#### DATA ROWS
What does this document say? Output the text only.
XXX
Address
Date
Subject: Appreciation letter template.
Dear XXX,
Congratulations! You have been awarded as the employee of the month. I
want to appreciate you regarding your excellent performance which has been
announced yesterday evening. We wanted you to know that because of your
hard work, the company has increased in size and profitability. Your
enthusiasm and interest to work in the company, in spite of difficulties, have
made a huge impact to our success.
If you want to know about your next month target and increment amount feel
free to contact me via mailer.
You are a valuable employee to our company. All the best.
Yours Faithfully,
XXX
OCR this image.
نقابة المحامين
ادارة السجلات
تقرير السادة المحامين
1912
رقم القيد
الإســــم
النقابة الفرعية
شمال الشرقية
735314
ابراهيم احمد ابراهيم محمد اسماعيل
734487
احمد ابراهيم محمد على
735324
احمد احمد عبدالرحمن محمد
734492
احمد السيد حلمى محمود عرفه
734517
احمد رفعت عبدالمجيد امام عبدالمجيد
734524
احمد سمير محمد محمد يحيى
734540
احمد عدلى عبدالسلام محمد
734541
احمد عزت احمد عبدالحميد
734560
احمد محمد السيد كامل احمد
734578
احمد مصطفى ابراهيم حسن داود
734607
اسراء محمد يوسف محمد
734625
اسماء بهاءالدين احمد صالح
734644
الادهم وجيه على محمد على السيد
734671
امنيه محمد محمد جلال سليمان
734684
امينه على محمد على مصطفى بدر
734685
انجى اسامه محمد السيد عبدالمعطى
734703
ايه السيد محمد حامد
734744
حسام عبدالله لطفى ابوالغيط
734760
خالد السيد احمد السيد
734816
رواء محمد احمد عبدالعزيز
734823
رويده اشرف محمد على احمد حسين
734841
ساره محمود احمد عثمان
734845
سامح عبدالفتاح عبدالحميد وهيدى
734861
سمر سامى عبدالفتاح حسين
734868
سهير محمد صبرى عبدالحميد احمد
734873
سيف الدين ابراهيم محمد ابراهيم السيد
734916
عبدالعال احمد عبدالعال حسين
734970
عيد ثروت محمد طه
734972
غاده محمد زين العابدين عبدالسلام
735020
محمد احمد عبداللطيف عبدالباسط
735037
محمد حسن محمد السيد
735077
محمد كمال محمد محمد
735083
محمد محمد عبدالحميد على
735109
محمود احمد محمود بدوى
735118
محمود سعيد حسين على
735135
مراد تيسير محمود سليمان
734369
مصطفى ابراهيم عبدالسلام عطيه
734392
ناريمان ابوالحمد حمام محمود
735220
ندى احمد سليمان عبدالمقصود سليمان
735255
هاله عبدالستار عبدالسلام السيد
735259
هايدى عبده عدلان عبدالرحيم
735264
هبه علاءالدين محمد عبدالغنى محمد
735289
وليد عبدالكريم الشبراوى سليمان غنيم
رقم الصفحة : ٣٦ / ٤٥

#### DIRECTION
Within the listing above, copy each line that has the string "حسين".

#### FULL ANSWER
رويده اشرف محمد على احمد حسين
سمر سامى عبدالفتاح حسين
عبدالعال احمد عبدالعال حسين
محمود سعيد حسين على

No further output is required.